Work to do. Reproduce the data exactly.

+++ Records for this exercise +++

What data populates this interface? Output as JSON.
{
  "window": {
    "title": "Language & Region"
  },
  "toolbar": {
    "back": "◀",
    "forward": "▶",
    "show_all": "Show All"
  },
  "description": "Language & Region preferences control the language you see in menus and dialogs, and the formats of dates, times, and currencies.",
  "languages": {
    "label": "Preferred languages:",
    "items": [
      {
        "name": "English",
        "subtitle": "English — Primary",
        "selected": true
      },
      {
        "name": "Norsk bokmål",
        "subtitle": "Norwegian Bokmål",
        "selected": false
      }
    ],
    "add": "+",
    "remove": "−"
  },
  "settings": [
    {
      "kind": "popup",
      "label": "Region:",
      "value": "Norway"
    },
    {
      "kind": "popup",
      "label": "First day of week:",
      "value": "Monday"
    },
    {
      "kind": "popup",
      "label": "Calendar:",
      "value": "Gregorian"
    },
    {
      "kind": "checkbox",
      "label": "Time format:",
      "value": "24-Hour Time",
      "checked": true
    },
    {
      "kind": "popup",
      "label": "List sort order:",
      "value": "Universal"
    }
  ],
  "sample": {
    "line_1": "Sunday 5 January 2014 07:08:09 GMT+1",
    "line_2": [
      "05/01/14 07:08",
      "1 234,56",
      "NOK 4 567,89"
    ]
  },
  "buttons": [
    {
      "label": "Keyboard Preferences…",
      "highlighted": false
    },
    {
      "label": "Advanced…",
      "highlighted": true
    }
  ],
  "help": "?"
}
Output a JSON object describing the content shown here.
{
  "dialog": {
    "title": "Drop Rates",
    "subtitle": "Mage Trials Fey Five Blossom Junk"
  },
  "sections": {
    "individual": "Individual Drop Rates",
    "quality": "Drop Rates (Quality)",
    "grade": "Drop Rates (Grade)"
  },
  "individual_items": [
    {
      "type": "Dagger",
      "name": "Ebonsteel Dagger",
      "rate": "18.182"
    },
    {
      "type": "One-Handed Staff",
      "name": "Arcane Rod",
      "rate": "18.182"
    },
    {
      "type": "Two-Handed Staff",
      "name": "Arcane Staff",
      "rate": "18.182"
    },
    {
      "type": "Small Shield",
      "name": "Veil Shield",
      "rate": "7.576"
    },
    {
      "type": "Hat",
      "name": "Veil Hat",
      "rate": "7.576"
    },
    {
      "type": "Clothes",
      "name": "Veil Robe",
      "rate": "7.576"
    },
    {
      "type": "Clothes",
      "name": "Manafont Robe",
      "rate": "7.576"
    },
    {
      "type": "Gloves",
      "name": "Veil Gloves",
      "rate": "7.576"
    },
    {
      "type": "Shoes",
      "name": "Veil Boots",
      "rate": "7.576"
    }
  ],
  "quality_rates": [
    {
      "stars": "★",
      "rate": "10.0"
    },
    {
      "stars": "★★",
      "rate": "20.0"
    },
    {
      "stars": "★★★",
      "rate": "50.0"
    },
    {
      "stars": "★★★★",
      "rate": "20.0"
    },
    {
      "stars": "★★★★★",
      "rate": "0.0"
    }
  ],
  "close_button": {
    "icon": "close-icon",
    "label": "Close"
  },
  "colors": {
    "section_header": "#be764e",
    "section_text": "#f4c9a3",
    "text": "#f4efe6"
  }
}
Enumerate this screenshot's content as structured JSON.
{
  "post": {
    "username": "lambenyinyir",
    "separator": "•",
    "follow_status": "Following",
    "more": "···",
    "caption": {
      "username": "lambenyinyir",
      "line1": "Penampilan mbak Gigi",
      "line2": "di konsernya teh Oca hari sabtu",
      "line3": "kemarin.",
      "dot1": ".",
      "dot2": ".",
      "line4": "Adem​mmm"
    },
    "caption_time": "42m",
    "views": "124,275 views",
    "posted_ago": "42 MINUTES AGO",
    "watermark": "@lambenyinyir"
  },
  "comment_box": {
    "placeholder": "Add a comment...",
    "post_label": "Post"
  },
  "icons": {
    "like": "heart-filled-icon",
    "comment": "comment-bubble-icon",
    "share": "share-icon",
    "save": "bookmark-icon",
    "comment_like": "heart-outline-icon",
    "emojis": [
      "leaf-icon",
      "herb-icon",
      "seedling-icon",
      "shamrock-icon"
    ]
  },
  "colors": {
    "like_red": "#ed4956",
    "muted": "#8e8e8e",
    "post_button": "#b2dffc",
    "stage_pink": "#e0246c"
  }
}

+++

The result.
What data populates this interface? Output as JSON.
{
  "window": {
    "title": "Language & Region"
  },
  "toolbar": {
    "back": "◀",
    "forward": "▶",
    "show_all": "Show All"
  },
  "description": "Language & Region preferences control the language you see in menus and dialogs, and the formats of dates, times, and currencies.",
  "languages": {
    "label": "Preferred languages:",
    "items": [
      {
        "name": "English",
        "subtitle": "English — Primary",
        "selected": true
      },
      {
        "name": "Norsk bokmål",
        "subtitle": "Norwegian Bokmål",
        "selected": false
      }
    ],
    "add": "+",
    "remove": "−"
  },
  "settings": [
    {
      "kind": "popup",
      "label": "Region:",
      "value": "Norway"
    },
    {
      "kind": "popup",
      "label": "First day of week:",
      "value": "Monday"
    },
    {
      "kind": "popup",
      "label": "Calendar:",
      "value": "Gregorian"
    },
    {
      "kind": "checkbox",
      "label": "Time format:",
      "value": "24-Hour Time",
      "checked": true
    },
    {
      "kind": "popup",
      "label": "List sort order:",
      "value": "Universal"
    }
  ],
  "sample": {
    "line_1": "Sunday 5 January 2014 07:08:09 GMT+1",
    "line_2": [
      "05/01/14 07:08",
      "1 234,56",
      "NOK 4 567,89"
    ]
  },
  "buttons": [
    {
      "label": "Keyboard Preferences…",
      "highlighted": false
    },
    {
      "label": "Advanced…",
      "highlighted": true
    }
  ],
  "help": "?"
}
Output a JSON object describing the content shown here.
{
  "dialog": {
    "title": "Drop Rates",
    "subtitle": "Mage Trials Fey Five Blossom Junk"
  },
  "sections": {
    "individual": "Individual Drop Rates",
    "quality": "Drop Rates (Quality)",
    "grade": "Drop Rates (Grade)"
  },
  "individual_items": [
    {
      "type": "Dagger",
      "name": "Ebonsteel Dagger",
      "rate": "18.182"
    },
    {
      "type": "One-Handed Staff",
      "name": "Arcane Rod",
      "rate": "18.182"
    },
    {
      "type": "Two-Handed Staff",
      "name": "Arcane Staff",
      "rate": "18.182"
    },
    {
      "type": "Small Shield",
      "name": "Veil Shield",
      "rate": "7.576"
    },
    {
      "type": "Hat",
      "name": "Veil Hat",
      "rate": "7.576"
    },
    {
      "type": "Clothes",
      "name": "Veil Robe",
      "rate": "7.576"
    },
    {
      "type": "Clothes",
      "name": "Manafont Robe",
      "rate": "7.576"
    },
    {
      "type": "Gloves",
      "name": "Veil Gloves",
      "rate": "7.576"
    },
    {
      "type": "Shoes",
      "name": "Veil Boots",
      "rate": "7.576"
    }
  ],
  "quality_rates": [
    {
      "stars": "★",
      "rate": "10.0"
    },
    {
      "stars": "★★",
      "rate": "20.0"
    },
    {
      "stars": "★★★",
      "rate": "50.0"
    },
    {
      "stars": "★★★★",
      "rate": "20.0"
    },
    {
      "stars": "★★★★★",
      "rate": "0.0"
    }
  ],
  "close_button": {
    "icon": "close-icon",
    "label": "Close"
  },
  "colors": {
    "section_header": "#be764e",
    "section_text": "#f4c9a3",
    "text": "#f4efe6"
  }
}
Enumerate this screenshot's content as structured JSON.
{
  "post": {
    "username": "lambenyinyir",
    "separator": "•",
    "follow_status": "Following",
    "more": "···",
    "caption": {
      "username": "lambenyinyir",
      "line1": "Penampilan mbak Gigi",
      "line2": "di konsernya teh Oca hari sabtu",
      "line3": "kemarin.",
      "dot1": ".",
      "dot2": ".",
      "line4": "Adem​mmm"
    },
    "caption_time": "42m",
    "views": "124,275 views",
    "posted_ago": "42 MINUTES AGO",
    "watermark": "@lambenyinyir"
  },
  "comment_box": {
    "placeholder": "Add a comment...",
    "post_label": "Post"
  },
  "icons": {
    "like": "heart-filled-icon",
    "comment": "comment-bubble-icon",
    "share": "share-icon",
    "save": "bookmark-icon",
    "comment_like": "heart-outline-icon",
    "emojis": [
      "leaf-icon",
      "herb-icon",
      "seedling-icon",
      "shamrock-icon"
    ]
  },
  "colors": {
    "like_red": "#ed4956",
    "muted": "#8e8e8e",
    "post_button": "#b2dffc",
    "stage_pink": "#e0246c"
  }
}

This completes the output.